Stored data:
↓

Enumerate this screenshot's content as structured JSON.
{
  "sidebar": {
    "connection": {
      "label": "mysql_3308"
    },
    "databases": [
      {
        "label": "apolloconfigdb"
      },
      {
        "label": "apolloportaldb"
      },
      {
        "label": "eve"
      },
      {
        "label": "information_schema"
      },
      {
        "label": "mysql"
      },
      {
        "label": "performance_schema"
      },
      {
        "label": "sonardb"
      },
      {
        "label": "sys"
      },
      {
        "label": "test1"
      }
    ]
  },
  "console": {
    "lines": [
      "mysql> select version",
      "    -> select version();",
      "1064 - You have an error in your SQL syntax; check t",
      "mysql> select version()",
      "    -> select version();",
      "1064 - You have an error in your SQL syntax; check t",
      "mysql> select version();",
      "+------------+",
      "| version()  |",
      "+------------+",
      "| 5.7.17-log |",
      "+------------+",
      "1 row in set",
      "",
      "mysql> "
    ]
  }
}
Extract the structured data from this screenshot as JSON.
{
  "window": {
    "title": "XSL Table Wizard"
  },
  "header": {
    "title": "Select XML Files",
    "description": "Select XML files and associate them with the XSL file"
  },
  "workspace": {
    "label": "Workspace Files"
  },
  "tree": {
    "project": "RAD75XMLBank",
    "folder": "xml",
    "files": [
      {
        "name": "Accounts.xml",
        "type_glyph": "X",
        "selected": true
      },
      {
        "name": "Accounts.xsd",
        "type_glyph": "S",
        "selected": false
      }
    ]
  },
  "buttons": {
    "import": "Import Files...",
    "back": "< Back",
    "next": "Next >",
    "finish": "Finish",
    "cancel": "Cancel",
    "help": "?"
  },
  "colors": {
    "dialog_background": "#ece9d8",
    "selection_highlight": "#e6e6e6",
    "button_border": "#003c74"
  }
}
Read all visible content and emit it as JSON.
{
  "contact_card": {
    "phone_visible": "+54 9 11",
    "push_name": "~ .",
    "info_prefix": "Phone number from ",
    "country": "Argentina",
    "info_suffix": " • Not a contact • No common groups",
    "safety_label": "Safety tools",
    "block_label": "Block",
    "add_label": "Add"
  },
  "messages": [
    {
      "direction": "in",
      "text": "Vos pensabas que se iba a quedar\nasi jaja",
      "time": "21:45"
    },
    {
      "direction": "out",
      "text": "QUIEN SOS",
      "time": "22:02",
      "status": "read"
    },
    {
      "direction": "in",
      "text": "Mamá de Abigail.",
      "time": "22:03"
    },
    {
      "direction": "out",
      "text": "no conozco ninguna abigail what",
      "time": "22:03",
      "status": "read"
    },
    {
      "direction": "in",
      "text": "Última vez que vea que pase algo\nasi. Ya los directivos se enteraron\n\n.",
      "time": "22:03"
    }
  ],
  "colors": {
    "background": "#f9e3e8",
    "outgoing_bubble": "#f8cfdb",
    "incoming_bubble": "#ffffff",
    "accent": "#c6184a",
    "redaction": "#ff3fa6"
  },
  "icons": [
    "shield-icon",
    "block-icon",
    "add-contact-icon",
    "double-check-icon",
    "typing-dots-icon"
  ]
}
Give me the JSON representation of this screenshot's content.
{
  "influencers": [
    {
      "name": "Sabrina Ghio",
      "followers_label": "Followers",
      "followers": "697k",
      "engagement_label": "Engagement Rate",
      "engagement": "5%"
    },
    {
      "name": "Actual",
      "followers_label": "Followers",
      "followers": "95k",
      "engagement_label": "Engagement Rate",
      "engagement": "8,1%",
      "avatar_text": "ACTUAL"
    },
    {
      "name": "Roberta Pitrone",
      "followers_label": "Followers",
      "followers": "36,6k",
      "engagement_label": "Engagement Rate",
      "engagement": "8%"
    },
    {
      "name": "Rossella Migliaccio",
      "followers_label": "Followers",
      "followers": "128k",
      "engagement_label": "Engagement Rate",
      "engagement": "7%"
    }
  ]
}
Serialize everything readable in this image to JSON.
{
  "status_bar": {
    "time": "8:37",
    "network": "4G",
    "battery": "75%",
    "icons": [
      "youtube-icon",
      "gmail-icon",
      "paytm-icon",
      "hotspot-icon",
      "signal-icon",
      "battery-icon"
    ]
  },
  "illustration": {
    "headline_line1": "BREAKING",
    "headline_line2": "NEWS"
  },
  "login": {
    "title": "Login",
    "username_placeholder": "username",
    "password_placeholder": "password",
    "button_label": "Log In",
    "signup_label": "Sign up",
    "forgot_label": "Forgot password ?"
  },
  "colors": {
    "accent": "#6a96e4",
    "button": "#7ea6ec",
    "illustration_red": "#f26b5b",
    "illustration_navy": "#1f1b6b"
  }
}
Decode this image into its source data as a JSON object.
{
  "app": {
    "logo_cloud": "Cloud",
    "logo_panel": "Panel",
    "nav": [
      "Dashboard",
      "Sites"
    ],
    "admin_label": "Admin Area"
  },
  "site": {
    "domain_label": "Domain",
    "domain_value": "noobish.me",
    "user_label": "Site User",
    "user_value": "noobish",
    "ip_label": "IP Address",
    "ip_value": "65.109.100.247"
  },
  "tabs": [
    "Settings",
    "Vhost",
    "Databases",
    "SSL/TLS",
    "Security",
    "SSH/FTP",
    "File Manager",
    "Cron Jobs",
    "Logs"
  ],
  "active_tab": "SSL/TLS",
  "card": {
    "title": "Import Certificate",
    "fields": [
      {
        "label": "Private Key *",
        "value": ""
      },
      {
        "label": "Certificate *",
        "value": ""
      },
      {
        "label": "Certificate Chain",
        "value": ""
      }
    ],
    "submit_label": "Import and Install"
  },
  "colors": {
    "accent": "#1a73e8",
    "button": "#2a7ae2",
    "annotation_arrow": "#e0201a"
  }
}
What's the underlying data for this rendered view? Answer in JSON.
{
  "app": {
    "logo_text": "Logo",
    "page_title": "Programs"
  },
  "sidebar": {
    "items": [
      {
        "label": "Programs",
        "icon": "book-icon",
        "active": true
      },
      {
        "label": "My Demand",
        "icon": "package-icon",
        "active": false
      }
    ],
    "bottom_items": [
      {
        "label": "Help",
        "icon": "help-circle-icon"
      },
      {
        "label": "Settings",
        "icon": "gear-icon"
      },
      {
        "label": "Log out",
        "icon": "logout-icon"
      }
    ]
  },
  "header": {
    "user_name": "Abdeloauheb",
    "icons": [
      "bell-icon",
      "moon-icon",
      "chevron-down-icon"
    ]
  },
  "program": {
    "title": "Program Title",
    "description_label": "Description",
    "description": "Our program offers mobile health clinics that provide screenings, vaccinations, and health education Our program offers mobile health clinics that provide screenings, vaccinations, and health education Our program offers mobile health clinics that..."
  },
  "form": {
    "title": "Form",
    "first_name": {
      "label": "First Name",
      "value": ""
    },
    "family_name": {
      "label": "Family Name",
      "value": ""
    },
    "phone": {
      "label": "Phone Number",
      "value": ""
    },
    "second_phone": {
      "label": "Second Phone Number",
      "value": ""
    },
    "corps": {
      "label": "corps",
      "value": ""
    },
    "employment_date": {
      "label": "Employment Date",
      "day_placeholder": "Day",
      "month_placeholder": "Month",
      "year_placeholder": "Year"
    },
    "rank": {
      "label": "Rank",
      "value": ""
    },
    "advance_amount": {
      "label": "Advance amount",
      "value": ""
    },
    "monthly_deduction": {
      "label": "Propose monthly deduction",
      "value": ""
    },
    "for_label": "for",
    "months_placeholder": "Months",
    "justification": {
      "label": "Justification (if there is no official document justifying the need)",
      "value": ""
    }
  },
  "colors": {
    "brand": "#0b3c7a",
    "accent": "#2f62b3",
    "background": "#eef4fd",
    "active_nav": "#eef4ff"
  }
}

↑

WRITTEN TASK: Transcribe all of the entries without altering anything.

FINISHED EXERCISE:
Enumerate this screenshot's content as structured JSON.
{
  "sidebar": {
    "connection": {
      "label": "mysql_3308"
    },
    "databases": [
      {
        "label": "apolloconfigdb"
      },
      {
        "label": "apolloportaldb"
      },
      {
        "label": "eve"
      },
      {
        "label": "information_schema"
      },
      {
        "label": "mysql"
      },
      {
        "label": "performance_schema"
      },
      {
        "label": "sonardb"
      },
      {
        "label": "sys"
      },
      {
        "label": "test1"
      }
    ]
  },
  "console": {
    "lines": [
      "mysql> select version",
      "    -> select version();",
      "1064 - You have an error in your SQL syntax; check t",
      "mysql> select version()",
      "    -> select version();",
      "1064 - You have an error in your SQL syntax; check t",
      "mysql> select version();",
      "+------------+",
      "| version()  |",
      "+------------+",
      "| 5.7.17-log |",
      "+------------+",
      "1 row in set",
      "",
      "mysql> "
    ]
  }
}
Extract the structured data from this screenshot as JSON.
{
  "window": {
    "title": "XSL Table Wizard"
  },
  "header": {
    "title": "Select XML Files",
    "description": "Select XML files and associate them with the XSL file"
  },
  "workspace": {
    "label": "Workspace Files"
  },
  "tree": {
    "project": "RAD75XMLBank",
    "folder": "xml",
    "files": [
      {
        "name": "Accounts.xml",
        "type_glyph": "X",
        "selected": true
      },
      {
        "name": "Accounts.xsd",
        "type_glyph": "S",
        "selected": false
      }
    ]
  },
  "buttons": {
    "import": "Import Files...",
    "back": "< Back",
    "next": "Next >",
    "finish": "Finish",
    "cancel": "Cancel",
    "help": "?"
  },
  "colors": {
    "dialog_background": "#ece9d8",
    "selection_highlight": "#e6e6e6",
    "button_border": "#003c74"
  }
}
Read all visible content and emit it as JSON.
{
  "contact_card": {
    "phone_visible": "+54 9 11",
    "push_name": "~ .",
    "info_prefix": "Phone number from ",
    "country": "Argentina",
    "info_suffix": " • Not a contact • No common groups",
    "safety_label": "Safety tools",
    "block_label": "Block",
    "add_label": "Add"
  },
  "messages": [
    {
      "direction": "in",
      "text": "Vos pensabas que se iba a quedar\nasi jaja",
      "time": "21:45"
    },
    {
      "direction": "out",
      "text": "QUIEN SOS",
      "time": "22:02",
      "status": "read"
    },
    {
      "direction": "in",
      "text": "Mamá de Abigail.",
      "time": "22:03"
    },
    {
      "direction": "out",
      "text": "no conozco ninguna abigail what",
      "time": "22:03",
      "status": "read"
    },
    {
      "direction": "in",
      "text": "Última vez que vea que pase algo\nasi. Ya los directivos se enteraron\n\n.",
      "time": "22:03"
    }
  ],
  "colors": {
    "background": "#f9e3e8",
    "outgoing_bubble": "#f8cfdb",
    "incoming_bubble": "#ffffff",
    "accent": "#c6184a",
    "redaction": "#ff3fa6"
  },
  "icons": [
    "shield-icon",
    "block-icon",
    "add-contact-icon",
    "double-check-icon",
    "typing-dots-icon"
  ]
}
Give me the JSON representation of this screenshot's content.
{
  "influencers": [
    {
      "name": "Sabrina Ghio",
      "followers_label": "Followers",
      "followers": "697k",
      "engagement_label": "Engagement Rate",
      "engagement": "5%"
    },
    {
      "name": "Actual",
      "followers_label": "Followers",
      "followers": "95k",
      "engagement_label": "Engagement Rate",
      "engagement": "8,1%",
      "avatar_text": "ACTUAL"
    },
    {
      "name": "Roberta Pitrone",
      "followers_label": "Followers",
      "followers": "36,6k",
      "engagement_label": "Engagement Rate",
      "engagement": "8%"
    },
    {
      "name": "Rossella Migliaccio",
      "followers_label": "Followers",
      "followers": "128k",
      "engagement_label": "Engagement Rate",
      "engagement": "7%"
    }
  ]
}
Serialize everything readable in this image to JSON.
{
  "status_bar": {
    "time": "8:37",
    "network": "4G",
    "battery": "75%",
    "icons": [
      "youtube-icon",
      "gmail-icon",
      "paytm-icon",
      "hotspot-icon",
      "signal-icon",
      "battery-icon"
    ]
  },
  "illustration": {
    "headline_line1": "BREAKING",
    "headline_line2": "NEWS"
  },
  "login": {
    "title": "Login",
    "username_placeholder": "username",
    "password_placeholder": "password",
    "button_label": "Log In",
    "signup_label": "Sign up",
    "forgot_label": "Forgot password ?"
  },
  "colors": {
    "accent": "#6a96e4",
    "button": "#7ea6ec",
    "illustration_red": "#f26b5b",
    "illustration_navy": "#1f1b6b"
  }
}
Decode this image into its source data as a JSON object.
{
  "app": {
    "logo_cloud": "Cloud",
    "logo_panel": "Panel",
    "nav": [
      "Dashboard",
      "Sites"
    ],
    "admin_label": "Admin Area"
  },
  "site": {
    "domain_label": "Domain",
    "domain_value": "noobish.me",
    "user_label": "Site User",
    "user_value": "noobish",
    "ip_label": "IP Address",
    "ip_value": "65.109.100.247"
  },
  "tabs": [
    "Settings",
    "Vhost",
    "Databases",
    "SSL/TLS",
    "Security",
    "SSH/FTP",
    "File Manager",
    "Cron Jobs",
    "Logs"
  ],
  "active_tab": "SSL/TLS",
  "card": {
    "title": "Import Certificate",
    "fields": [
      {
        "label": "Private Key *",
        "value": ""
      },
      {
        "label": "Certificate *",
        "value": ""
      },
      {
        "label": "Certificate Chain",
        "value": ""
      }
    ],
    "submit_label": "Import and Install"
  },
  "colors": {
    "accent": "#1a73e8",
    "button": "#2a7ae2",
    "annotation_arrow": "#e0201a"
  }
}
What's the underlying data for this rendered view? Answer in JSON.
{
  "app": {
    "logo_text": "Logo",
    "page_title": "Programs"
  },
  "sidebar": {
    "items": [
      {
        "label": "Programs",
        "icon": "book-icon",
        "active": true
      },
      {
        "label": "My Demand",
        "icon": "package-icon",
        "active": false
      }
    ],
    "bottom_items": [
      {
        "label": "Help",
        "icon": "help-circle-icon"
      },
      {
        "label": "Settings",
        "icon": "gear-icon"
      },
      {
        "label": "Log out",
        "icon": "logout-icon"
      }
    ]
  },
  "header": {
    "user_name": "Abdeloauheb",
    "icons": [
      "bell-icon",
      "moon-icon",
      "chevron-down-icon"
    ]
  },
  "program": {
    "title": "Program Title",
    "description_label": "Description",
    "description": "Our program offers mobile health clinics that provide screenings, vaccinations, and health education Our program offers mobile health clinics that provide screenings, vaccinations, and health education Our program offers mobile health clinics that..."
  },
  "form": {
    "title": "Form",
    "first_name": {
      "label": "First Name",
      "value": ""
    },
    "family_name": {
      "label": "Family Name",
      "value": ""
    },
    "phone": {
      "label": "Phone Number",
      "value": ""
    },
    "second_phone": {
      "label": "Second Phone Number",
      "value": ""
    },
    "corps": {
      "label": "corps",
      "value": ""
    },
    "employment_date": {
      "label": "Employment Date",
      "day_placeholder": "Day",
      "month_placeholder": "Month",
      "year_placeholder": "Year"
    },
    "rank": {
      "label": "Rank",
      "value": ""
    },
    "advance_amount": {
      "label": "Advance amount",
      "value": ""
    },
    "monthly_deduction": {
      "label": "Propose monthly deduction",
      "value": ""
    },
    "for_label": "for",
    "months_placeholder": "Months",
    "justification": {
      "label": "Justification (if there is no official document justifying the need)",
      "value": ""
    }
  },
  "colors": {
    "brand": "#0b3c7a",
    "accent": "#2f62b3",
    "background": "#eef4fd",
    "active_nav": "#eef4ff"
  }
}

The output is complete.